Lines of data

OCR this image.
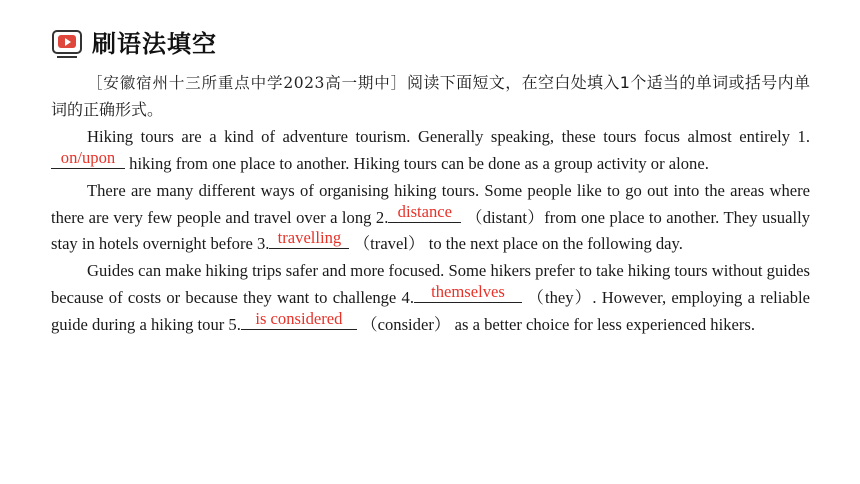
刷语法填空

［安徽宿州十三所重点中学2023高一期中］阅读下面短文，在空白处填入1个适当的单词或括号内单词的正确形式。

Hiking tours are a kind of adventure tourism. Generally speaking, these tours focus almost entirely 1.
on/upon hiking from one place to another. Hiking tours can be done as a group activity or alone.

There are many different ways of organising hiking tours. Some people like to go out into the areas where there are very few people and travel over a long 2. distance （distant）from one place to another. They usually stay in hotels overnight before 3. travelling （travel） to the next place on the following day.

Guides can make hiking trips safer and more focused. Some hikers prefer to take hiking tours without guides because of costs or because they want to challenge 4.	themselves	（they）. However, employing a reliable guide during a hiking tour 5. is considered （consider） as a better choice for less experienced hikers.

---

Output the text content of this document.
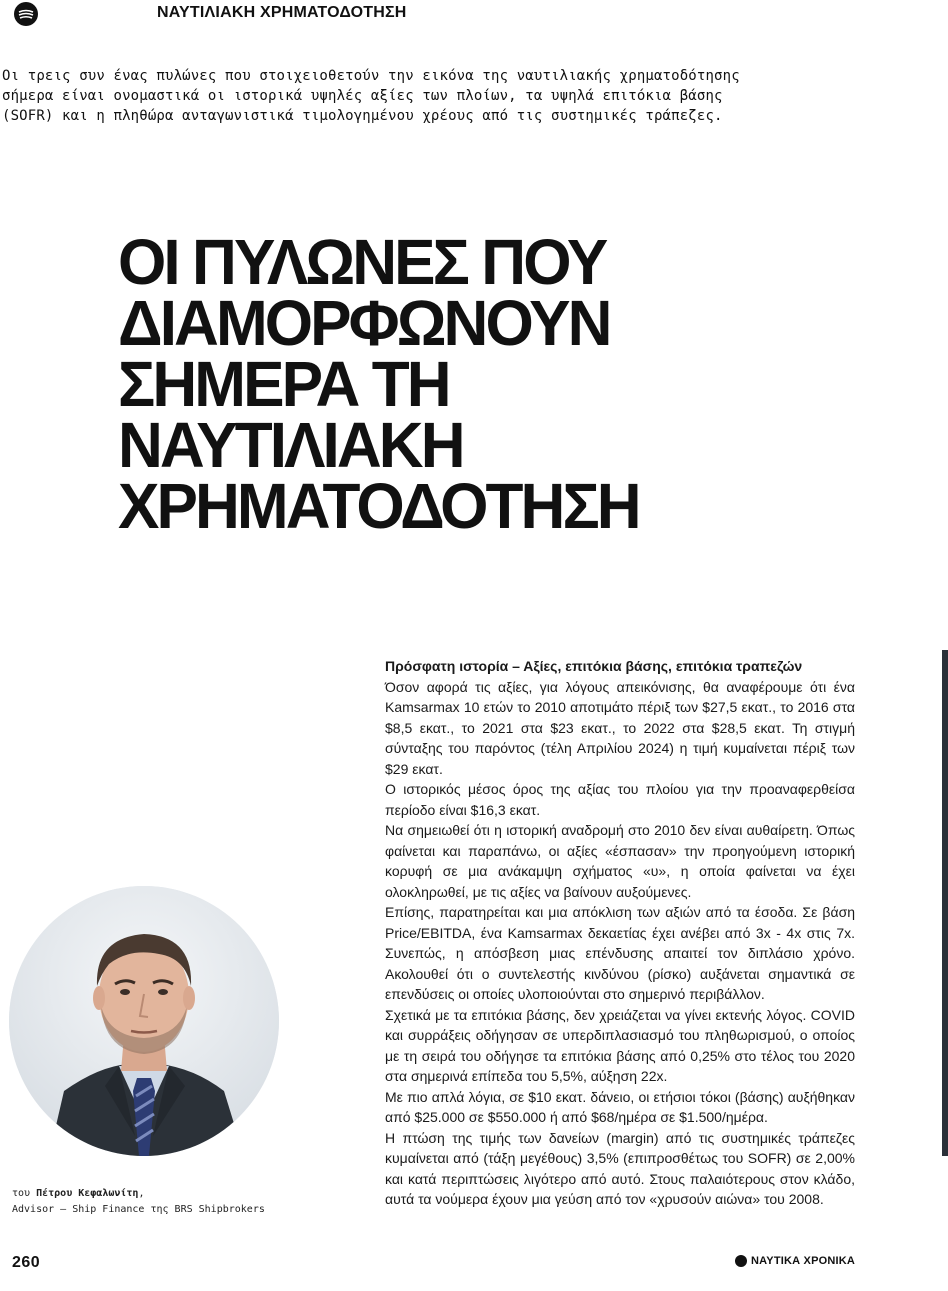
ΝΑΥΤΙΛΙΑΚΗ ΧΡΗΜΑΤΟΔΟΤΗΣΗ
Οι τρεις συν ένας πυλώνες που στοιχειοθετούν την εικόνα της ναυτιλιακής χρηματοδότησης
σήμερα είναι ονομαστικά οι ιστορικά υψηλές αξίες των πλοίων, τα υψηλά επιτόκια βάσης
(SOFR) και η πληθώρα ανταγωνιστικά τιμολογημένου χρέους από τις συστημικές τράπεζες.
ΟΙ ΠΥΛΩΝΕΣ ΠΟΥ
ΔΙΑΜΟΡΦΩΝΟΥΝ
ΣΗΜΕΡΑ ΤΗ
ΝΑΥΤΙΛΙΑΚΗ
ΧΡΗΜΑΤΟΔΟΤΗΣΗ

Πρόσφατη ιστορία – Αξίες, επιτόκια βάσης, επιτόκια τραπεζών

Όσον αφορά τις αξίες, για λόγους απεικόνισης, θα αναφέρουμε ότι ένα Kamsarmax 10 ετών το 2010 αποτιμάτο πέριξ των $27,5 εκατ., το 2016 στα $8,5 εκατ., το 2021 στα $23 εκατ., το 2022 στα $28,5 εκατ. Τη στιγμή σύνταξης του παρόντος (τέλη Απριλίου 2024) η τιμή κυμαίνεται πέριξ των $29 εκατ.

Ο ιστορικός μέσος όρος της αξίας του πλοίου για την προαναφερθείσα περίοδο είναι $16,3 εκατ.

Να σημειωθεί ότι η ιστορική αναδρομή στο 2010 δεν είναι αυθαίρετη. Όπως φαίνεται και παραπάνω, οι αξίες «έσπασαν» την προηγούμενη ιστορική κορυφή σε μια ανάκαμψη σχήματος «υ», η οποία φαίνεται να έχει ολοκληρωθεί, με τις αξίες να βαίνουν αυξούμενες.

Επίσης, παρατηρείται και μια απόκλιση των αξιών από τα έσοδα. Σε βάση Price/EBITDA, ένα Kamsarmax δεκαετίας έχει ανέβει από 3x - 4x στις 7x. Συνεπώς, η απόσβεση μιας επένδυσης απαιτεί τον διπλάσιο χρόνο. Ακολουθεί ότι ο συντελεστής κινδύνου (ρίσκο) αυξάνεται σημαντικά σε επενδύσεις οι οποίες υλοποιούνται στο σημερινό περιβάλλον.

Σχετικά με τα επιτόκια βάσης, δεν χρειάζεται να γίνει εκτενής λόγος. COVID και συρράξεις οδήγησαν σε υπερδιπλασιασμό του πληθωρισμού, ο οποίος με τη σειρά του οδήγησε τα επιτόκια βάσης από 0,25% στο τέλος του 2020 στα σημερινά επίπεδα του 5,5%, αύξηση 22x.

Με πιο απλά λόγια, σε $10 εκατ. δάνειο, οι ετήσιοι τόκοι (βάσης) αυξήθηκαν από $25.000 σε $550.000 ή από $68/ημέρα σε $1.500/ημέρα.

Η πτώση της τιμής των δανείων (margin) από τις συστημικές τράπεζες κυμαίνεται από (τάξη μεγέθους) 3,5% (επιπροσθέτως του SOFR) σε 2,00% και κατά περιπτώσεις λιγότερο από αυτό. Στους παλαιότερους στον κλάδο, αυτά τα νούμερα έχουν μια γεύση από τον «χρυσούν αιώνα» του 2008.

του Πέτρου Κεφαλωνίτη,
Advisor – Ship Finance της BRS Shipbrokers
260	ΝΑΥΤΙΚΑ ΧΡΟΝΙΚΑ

---

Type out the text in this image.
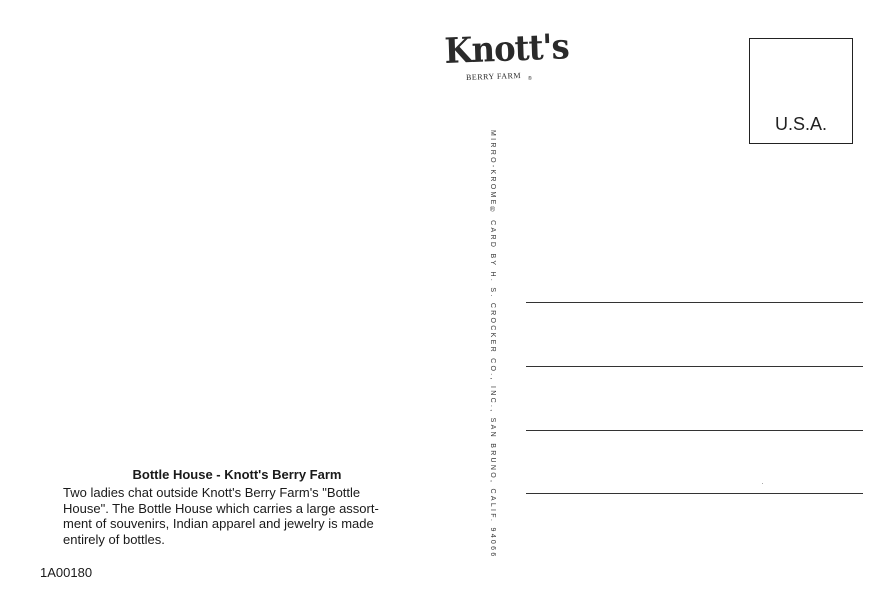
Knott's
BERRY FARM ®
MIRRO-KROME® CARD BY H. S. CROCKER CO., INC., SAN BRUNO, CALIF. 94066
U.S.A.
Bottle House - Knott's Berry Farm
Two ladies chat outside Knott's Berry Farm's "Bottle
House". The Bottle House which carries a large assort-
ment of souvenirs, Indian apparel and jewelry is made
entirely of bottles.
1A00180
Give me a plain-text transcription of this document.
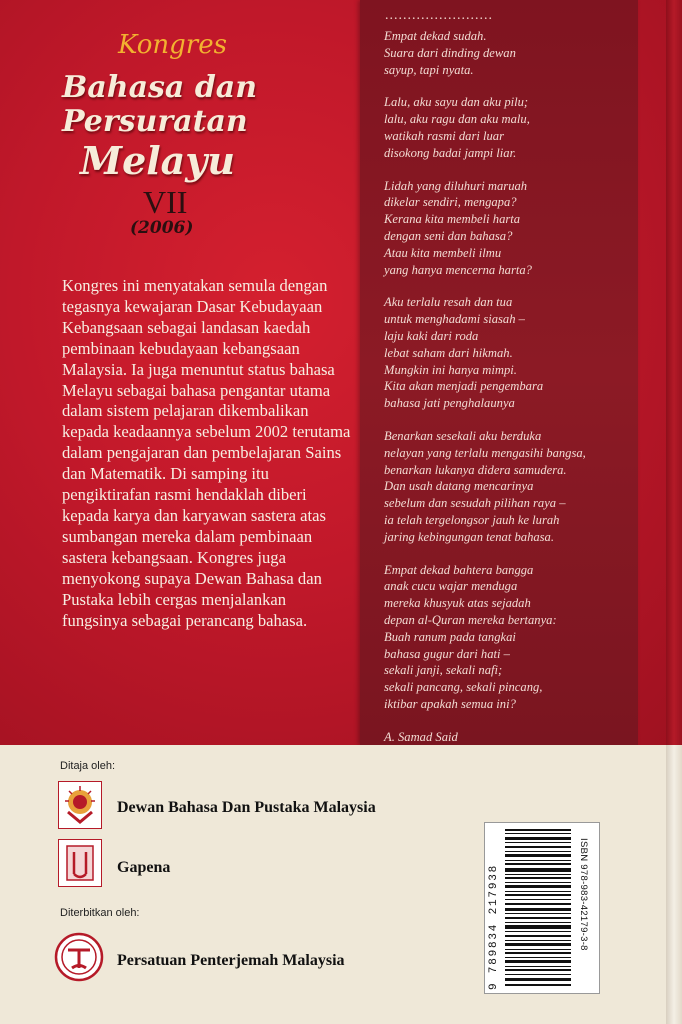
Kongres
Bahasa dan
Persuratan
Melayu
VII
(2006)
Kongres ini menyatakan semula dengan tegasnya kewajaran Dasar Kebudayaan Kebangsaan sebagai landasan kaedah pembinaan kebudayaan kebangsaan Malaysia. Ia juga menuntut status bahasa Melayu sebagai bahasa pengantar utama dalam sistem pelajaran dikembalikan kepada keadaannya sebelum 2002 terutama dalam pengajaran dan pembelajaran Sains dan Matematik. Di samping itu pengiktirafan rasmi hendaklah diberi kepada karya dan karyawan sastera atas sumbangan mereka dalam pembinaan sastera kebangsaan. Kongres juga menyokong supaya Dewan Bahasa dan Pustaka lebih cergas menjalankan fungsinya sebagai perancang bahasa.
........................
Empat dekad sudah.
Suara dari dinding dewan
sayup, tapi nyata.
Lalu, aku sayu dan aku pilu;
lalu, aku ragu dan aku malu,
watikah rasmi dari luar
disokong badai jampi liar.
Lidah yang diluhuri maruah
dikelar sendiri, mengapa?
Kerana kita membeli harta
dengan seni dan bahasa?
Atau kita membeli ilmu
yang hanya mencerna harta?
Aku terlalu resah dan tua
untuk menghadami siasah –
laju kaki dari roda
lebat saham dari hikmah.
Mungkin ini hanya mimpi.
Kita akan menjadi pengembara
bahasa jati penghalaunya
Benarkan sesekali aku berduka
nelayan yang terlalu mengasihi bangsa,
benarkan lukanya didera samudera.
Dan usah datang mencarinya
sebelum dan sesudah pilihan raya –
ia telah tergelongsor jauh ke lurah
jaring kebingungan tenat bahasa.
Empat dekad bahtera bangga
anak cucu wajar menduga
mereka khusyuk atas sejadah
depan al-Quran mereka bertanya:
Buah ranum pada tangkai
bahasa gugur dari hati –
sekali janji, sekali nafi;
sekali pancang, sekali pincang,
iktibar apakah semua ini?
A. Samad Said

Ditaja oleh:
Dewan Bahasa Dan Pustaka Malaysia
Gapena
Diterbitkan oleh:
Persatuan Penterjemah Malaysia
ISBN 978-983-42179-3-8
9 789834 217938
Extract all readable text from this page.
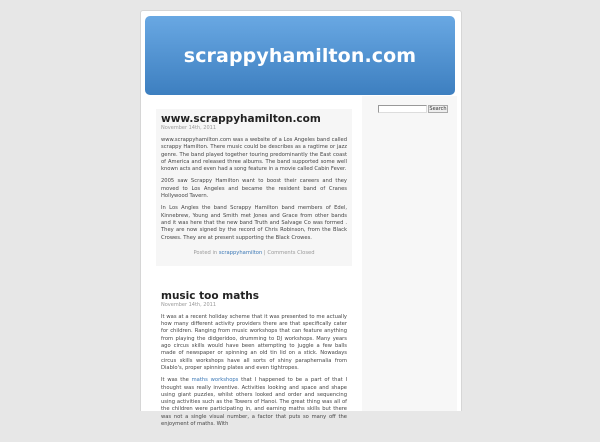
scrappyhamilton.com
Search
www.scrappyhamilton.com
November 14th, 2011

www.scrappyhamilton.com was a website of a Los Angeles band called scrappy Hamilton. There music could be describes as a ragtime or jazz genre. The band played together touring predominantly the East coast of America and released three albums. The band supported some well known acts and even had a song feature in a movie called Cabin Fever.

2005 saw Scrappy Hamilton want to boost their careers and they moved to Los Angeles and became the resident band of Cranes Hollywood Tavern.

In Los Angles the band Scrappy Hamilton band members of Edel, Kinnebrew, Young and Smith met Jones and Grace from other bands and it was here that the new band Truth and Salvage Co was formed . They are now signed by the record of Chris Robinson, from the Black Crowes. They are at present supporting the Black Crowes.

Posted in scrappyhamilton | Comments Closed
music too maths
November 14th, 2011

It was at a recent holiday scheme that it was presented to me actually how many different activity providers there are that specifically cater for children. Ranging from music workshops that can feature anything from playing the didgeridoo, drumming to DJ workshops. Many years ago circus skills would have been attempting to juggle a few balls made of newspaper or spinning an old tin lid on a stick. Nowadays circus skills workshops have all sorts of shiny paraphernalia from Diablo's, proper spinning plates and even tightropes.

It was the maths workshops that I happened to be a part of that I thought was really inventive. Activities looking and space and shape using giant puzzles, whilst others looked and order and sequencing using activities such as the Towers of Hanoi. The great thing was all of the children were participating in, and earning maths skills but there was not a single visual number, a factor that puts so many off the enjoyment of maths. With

• _Given instruction_
Copy each line above that contains the string "harta".

• _Response to the exercise_
Kerana kita membeli harta
yang hanya mencerna harta?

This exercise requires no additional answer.